### YOUR OBJECTIVE
Copy out every record below exactly as written, but leave out any pictures.

### TASK INPUT
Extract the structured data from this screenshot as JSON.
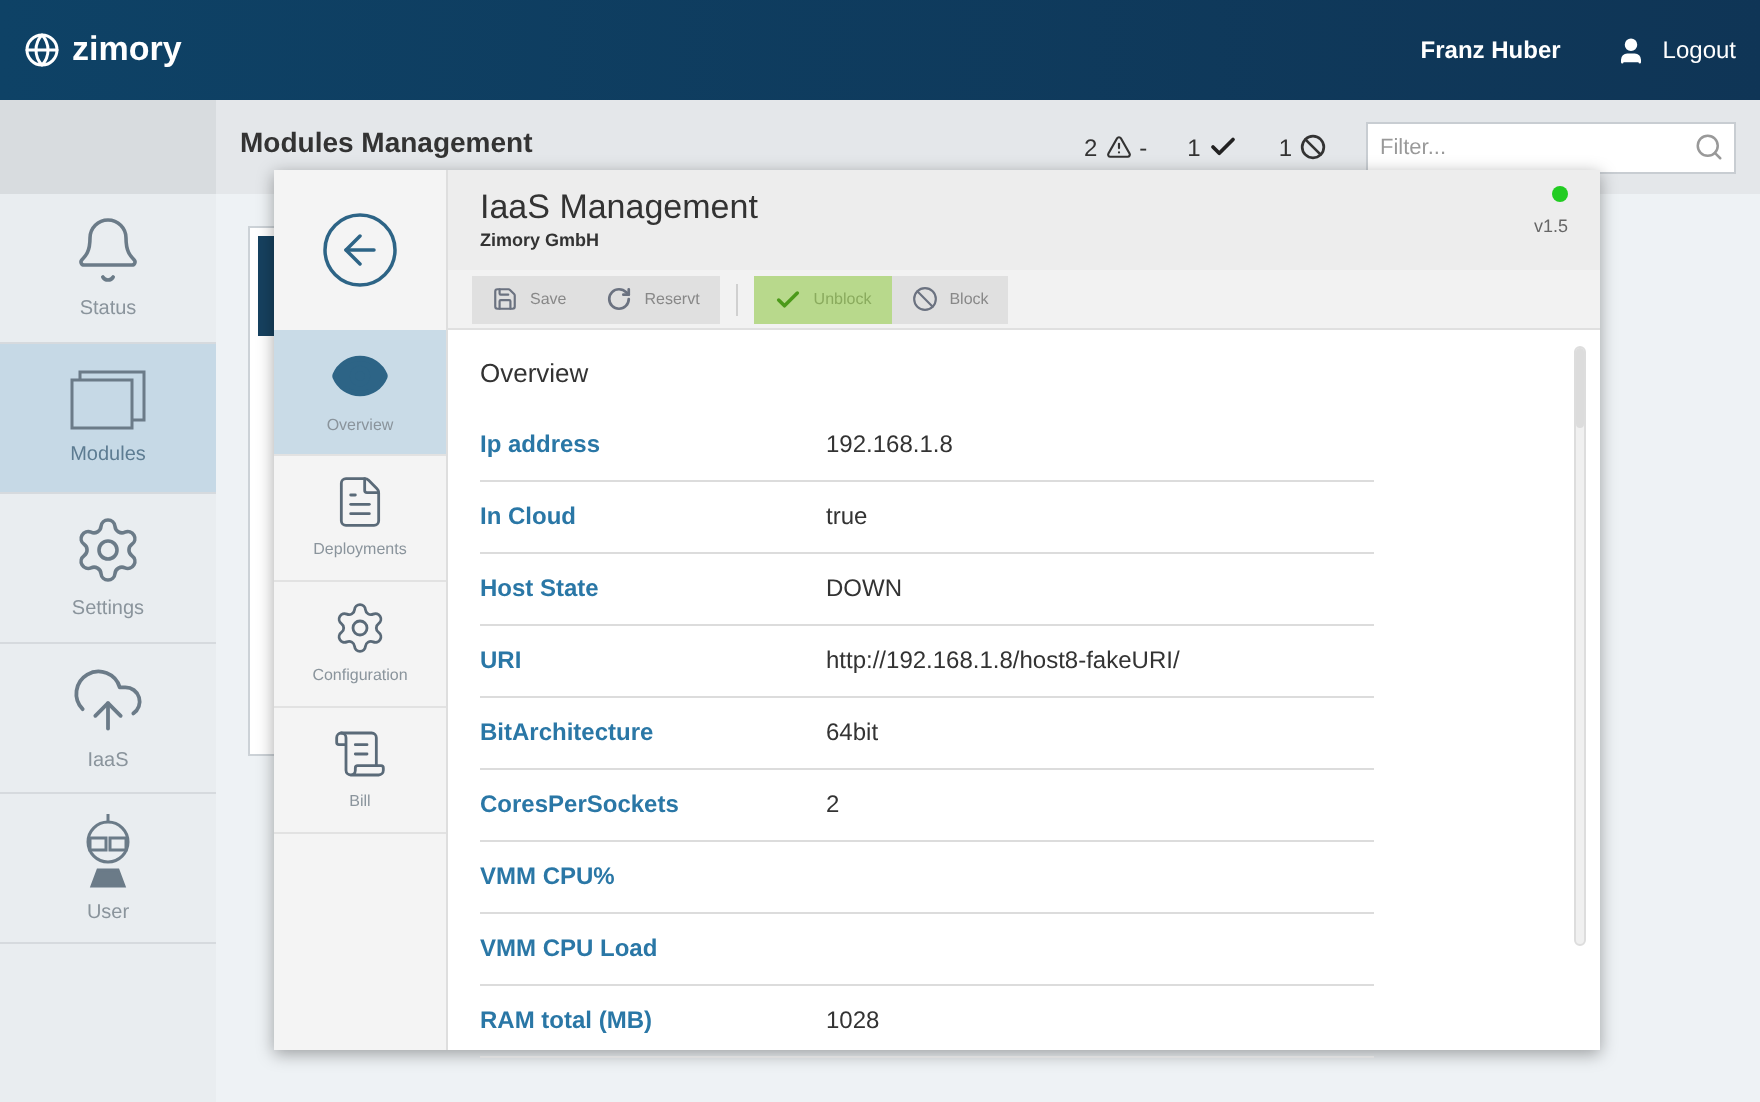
{
  "header": {
    "logo": "zimory",
    "user": "Franz Huber",
    "logout": "Logout"
  },
  "sidebar": {
    "items": [
      {
        "label": "Status",
        "kind": "bell",
        "selected": false
      },
      {
        "label": "Modules",
        "kind": "modules",
        "selected": true
      },
      {
        "label": "Settings",
        "kind": "gear",
        "selected": false
      },
      {
        "label": "IaaS",
        "kind": "cloud",
        "selected": false
      },
      {
        "label": "User",
        "kind": "user",
        "selected": false
      }
    ]
  },
  "subheader": {
    "title": "Modules Management",
    "counters": [
      {
        "kind": "warning",
        "count": "2",
        "suffix": "-"
      },
      {
        "kind": "ok",
        "count": "1"
      },
      {
        "kind": "blocked",
        "count": "1"
      }
    ],
    "filter": {
      "placeholder": "Filter..."
    }
  },
  "modal": {
    "title": "IaaS Management",
    "subtitle": "Zimory GmbH",
    "online": true,
    "version": "v1.5",
    "nav": [
      {
        "label": "Overview",
        "kind": "eye",
        "selected": true
      },
      {
        "label": "Deployments",
        "kind": "list",
        "selected": false
      },
      {
        "label": "Configuration",
        "kind": "gear",
        "selected": false
      },
      {
        "label": "Bill",
        "kind": "bill",
        "selected": false
      }
    ],
    "toolbar": [
      [
        {
          "label": "Save",
          "kind": "save",
          "active": false
        },
        {
          "label": "Reservt",
          "kind": "reload",
          "active": false
        }
      ],
      [
        {
          "label": "Unblock",
          "kind": "check",
          "active": true
        },
        {
          "label": "Block",
          "kind": "ban",
          "active": false
        }
      ]
    ],
    "section": "Overview",
    "rows": [
      {
        "label": "Ip address",
        "value": "192.168.1.8"
      },
      {
        "label": "In Cloud",
        "value": "true"
      },
      {
        "label": "Host State",
        "value": "DOWN"
      },
      {
        "label": "URI",
        "value": "http://192.168.1.8/host8-fakeURI/"
      },
      {
        "label": "BitArchitecture",
        "value": "64bit"
      },
      {
        "label": "CoresPerSockets",
        "value": "2"
      },
      {
        "label": "VMM CPU%"
      },
      {
        "label": "VMM CPU Load"
      },
      {
        "label": "RAM total (MB)",
        "value": "1028"
      }
    ]
  }
}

### COMPLETED EXERCISE
Extract the structured data from this screenshot as JSON.
{
  "header": {
    "logo": "zimory",
    "user": "Franz Huber",
    "logout": "Logout"
  },
  "sidebar": {
    "items": [
      {
        "label": "Status",
        "kind": "bell",
        "selected": false
      },
      {
        "label": "Modules",
        "kind": "modules",
        "selected": true
      },
      {
        "label": "Settings",
        "kind": "gear",
        "selected": false
      },
      {
        "label": "IaaS",
        "kind": "cloud",
        "selected": false
      },
      {
        "label": "User",
        "kind": "user",
        "selected": false
      }
    ]
  },
  "subheader": {
    "title": "Modules Management",
    "counters": [
      {
        "kind": "warning",
        "count": "2",
        "suffix": "-"
      },
      {
        "kind": "ok",
        "count": "1"
      },
      {
        "kind": "blocked",
        "count": "1"
      }
    ],
    "filter": {
      "placeholder": "Filter..."
    }
  },
  "modal": {
    "title": "IaaS Management",
    "subtitle": "Zimory GmbH",
    "online": true,
    "version": "v1.5",
    "nav": [
      {
        "label": "Overview",
        "kind": "eye",
        "selected": true
      },
      {
        "label": "Deployments",
        "kind": "list",
        "selected": false
      },
      {
        "label": "Configuration",
        "kind": "gear",
        "selected": false
      },
      {
        "label": "Bill",
        "kind": "bill",
        "selected": false
      }
    ],
    "toolbar": [
      [
        {
          "label": "Save",
          "kind": "save",
          "active": false
        },
        {
          "label": "Reservt",
          "kind": "reload",
          "active": false
        }
      ],
      [
        {
          "label": "Unblock",
          "kind": "check",
          "active": true
        },
        {
          "label": "Block",
          "kind": "ban",
          "active": false
        }
      ]
    ],
    "section": "Overview",
    "rows": [
      {
        "label": "Ip address",
        "value": "192.168.1.8"
      },
      {
        "label": "In Cloud",
        "value": "true"
      },
      {
        "label": "Host State",
        "value": "DOWN"
      },
      {
        "label": "URI",
        "value": "http://192.168.1.8/host8-fakeURI/"
      },
      {
        "label": "BitArchitecture",
        "value": "64bit"
      },
      {
        "label": "CoresPerSockets",
        "value": "2"
      },
      {
        "label": "VMM CPU%"
      },
      {
        "label": "VMM CPU Load"
      },
      {
        "label": "RAM total (MB)",
        "value": "1028"
      }
    ]
  }
}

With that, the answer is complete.